▸ Exercise task
Output only the count of lines that contain "counts".
:: Record list
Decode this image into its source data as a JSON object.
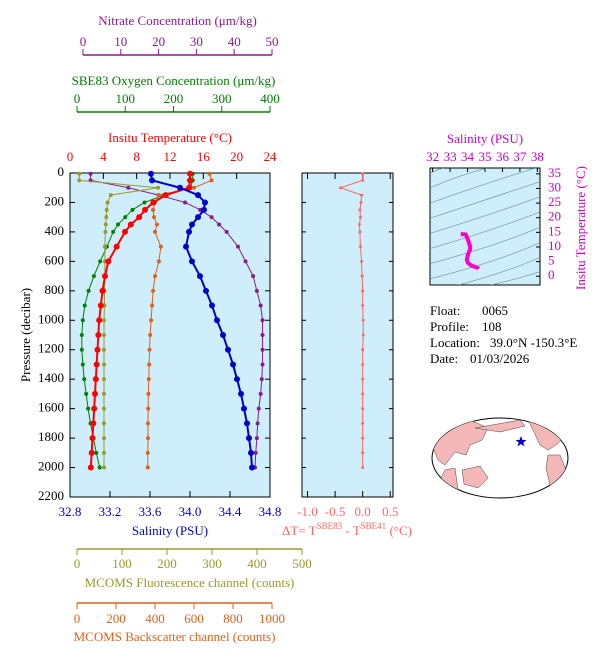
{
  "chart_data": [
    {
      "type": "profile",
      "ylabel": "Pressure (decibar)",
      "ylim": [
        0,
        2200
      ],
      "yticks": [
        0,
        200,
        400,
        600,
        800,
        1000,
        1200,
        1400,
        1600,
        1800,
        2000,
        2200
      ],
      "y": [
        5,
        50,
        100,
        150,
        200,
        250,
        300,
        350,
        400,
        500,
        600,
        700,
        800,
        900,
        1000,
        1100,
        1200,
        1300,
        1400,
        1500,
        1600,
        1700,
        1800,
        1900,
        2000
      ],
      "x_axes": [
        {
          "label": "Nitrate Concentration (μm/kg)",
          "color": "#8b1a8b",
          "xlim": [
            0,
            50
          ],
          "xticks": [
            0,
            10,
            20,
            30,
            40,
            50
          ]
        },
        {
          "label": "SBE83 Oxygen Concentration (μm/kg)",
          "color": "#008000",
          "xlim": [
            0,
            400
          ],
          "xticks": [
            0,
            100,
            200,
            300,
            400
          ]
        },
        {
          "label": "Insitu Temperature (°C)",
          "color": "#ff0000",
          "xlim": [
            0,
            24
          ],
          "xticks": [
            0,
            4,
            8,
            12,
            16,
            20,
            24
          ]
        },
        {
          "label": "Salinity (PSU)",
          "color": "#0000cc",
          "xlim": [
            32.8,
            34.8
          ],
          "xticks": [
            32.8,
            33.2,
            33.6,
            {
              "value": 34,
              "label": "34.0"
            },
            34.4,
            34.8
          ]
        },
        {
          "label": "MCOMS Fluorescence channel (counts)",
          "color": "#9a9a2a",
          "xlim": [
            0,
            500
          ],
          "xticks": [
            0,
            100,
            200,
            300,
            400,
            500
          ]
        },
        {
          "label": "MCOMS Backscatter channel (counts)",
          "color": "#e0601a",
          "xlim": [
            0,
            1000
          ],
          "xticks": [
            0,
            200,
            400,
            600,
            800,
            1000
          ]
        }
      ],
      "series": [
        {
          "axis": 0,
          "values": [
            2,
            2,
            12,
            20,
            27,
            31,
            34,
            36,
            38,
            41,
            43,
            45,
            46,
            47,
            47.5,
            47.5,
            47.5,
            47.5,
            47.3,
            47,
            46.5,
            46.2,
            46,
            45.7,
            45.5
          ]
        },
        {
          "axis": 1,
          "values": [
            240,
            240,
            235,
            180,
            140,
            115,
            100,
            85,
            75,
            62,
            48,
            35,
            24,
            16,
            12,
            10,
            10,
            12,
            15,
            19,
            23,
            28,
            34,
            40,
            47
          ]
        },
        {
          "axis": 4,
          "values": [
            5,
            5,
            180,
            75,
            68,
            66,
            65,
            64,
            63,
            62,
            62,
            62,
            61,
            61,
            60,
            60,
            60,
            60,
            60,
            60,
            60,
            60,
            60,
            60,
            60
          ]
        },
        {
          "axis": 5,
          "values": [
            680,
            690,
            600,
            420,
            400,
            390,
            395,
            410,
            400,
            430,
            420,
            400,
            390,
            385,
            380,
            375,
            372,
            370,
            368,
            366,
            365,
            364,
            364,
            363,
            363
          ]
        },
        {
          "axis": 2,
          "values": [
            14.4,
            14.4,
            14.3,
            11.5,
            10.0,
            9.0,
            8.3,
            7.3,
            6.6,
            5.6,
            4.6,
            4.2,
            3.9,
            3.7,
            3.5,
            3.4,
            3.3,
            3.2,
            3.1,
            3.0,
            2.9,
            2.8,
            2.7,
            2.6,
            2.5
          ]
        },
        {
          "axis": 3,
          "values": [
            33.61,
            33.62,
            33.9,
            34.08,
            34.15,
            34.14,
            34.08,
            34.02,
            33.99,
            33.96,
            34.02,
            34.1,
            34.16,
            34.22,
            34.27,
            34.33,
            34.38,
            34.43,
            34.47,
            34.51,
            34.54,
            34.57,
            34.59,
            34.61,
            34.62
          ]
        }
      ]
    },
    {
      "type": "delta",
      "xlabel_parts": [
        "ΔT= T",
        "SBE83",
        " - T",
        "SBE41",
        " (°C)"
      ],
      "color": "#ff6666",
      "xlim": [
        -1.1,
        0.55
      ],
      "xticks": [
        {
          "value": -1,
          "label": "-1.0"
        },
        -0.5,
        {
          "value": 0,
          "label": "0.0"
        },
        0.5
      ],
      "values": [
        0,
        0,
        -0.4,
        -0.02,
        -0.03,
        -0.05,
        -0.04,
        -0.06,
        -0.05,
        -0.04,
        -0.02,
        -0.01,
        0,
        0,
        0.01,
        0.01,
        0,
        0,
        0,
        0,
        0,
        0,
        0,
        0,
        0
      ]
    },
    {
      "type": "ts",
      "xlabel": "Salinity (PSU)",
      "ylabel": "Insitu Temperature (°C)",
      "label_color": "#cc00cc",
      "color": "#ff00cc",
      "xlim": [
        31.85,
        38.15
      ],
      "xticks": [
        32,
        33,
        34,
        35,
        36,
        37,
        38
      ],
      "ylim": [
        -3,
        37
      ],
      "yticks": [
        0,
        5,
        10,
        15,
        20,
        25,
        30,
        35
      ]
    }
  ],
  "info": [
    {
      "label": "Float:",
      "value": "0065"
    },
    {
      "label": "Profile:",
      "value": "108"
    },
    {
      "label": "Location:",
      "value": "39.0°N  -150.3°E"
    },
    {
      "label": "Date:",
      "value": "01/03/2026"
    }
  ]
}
::::
:: Record list
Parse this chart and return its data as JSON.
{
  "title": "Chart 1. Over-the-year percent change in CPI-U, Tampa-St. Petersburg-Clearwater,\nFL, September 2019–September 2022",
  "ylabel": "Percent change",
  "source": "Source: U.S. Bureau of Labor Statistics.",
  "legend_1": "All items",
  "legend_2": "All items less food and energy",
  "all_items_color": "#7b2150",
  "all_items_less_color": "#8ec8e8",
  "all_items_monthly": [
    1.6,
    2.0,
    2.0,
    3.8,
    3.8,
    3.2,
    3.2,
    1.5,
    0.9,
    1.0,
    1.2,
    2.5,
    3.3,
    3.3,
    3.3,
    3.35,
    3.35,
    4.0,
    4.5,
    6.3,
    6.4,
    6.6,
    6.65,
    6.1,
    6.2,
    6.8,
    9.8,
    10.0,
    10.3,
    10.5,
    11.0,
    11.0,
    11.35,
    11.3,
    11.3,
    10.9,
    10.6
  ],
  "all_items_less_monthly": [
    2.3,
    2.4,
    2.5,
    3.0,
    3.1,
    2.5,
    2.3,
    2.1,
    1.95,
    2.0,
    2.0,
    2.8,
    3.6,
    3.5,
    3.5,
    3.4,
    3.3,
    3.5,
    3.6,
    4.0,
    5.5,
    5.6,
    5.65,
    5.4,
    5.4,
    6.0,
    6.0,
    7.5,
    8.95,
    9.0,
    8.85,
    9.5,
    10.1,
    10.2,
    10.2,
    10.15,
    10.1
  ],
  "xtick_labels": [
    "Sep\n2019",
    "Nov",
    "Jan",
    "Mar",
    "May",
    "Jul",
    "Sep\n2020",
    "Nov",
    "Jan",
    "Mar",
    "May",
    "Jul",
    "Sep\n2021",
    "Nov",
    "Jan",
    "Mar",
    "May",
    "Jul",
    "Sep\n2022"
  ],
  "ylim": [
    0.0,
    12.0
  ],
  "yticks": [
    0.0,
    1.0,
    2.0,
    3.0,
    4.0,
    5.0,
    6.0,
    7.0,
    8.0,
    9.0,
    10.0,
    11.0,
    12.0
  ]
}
::::
:: Record list
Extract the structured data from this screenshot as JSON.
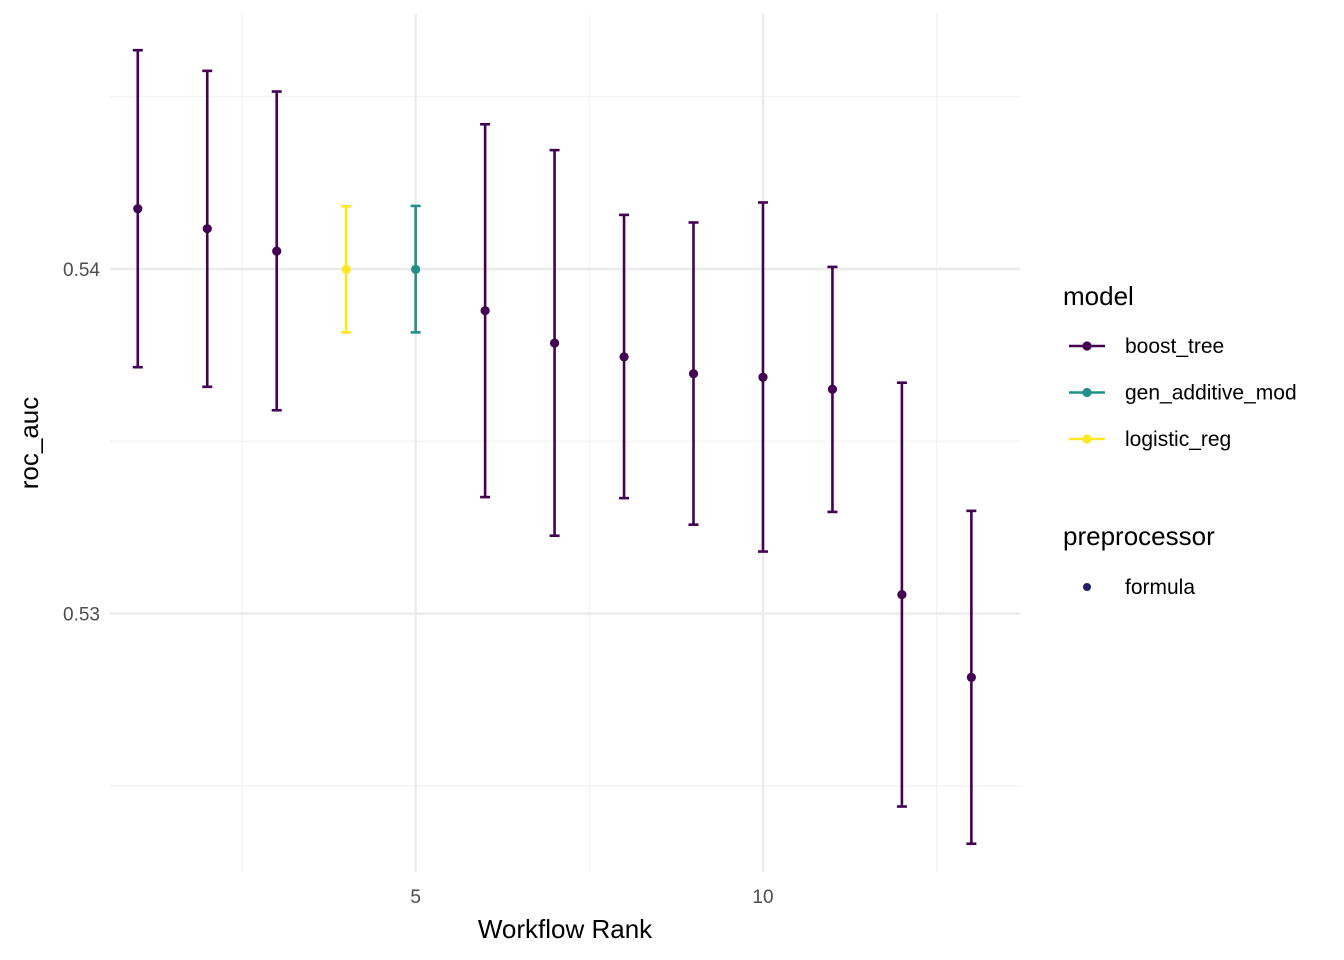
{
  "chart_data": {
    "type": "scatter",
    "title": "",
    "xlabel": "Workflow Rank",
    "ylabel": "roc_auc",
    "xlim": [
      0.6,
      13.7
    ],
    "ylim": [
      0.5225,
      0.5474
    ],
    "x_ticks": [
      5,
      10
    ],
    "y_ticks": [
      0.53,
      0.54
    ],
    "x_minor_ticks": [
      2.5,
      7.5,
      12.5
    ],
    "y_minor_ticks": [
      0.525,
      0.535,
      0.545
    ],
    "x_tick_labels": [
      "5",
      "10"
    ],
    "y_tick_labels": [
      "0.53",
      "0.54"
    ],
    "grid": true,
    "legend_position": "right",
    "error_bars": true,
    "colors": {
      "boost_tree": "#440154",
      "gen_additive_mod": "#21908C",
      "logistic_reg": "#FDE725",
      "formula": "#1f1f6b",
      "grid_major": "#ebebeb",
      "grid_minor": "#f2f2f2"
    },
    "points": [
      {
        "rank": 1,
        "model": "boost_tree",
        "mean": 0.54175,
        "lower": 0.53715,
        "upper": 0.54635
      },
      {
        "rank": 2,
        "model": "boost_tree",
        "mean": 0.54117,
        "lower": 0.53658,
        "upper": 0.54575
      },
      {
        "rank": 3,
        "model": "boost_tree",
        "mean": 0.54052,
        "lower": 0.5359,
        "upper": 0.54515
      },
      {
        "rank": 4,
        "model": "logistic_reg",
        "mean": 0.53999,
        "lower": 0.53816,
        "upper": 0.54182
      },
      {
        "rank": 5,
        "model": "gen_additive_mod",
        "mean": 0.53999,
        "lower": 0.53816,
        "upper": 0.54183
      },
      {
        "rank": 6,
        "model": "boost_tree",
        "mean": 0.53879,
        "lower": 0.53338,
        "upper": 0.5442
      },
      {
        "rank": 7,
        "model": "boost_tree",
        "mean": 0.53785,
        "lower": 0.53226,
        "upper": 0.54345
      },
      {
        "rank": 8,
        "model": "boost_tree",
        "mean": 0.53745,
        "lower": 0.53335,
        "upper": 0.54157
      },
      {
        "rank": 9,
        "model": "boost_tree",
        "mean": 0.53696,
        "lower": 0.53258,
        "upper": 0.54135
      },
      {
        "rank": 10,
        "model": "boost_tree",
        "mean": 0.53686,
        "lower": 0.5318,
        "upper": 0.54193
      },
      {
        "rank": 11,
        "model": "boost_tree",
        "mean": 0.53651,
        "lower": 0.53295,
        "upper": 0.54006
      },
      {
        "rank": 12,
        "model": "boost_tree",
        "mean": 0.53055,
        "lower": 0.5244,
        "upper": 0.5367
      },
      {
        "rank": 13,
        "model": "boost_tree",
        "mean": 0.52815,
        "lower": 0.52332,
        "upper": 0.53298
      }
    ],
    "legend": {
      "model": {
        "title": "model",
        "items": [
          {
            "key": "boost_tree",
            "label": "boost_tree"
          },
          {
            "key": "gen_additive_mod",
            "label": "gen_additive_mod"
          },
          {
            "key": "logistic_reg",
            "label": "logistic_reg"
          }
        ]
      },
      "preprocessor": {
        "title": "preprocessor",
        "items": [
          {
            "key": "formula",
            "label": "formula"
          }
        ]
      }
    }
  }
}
::::
▸ Correct output
2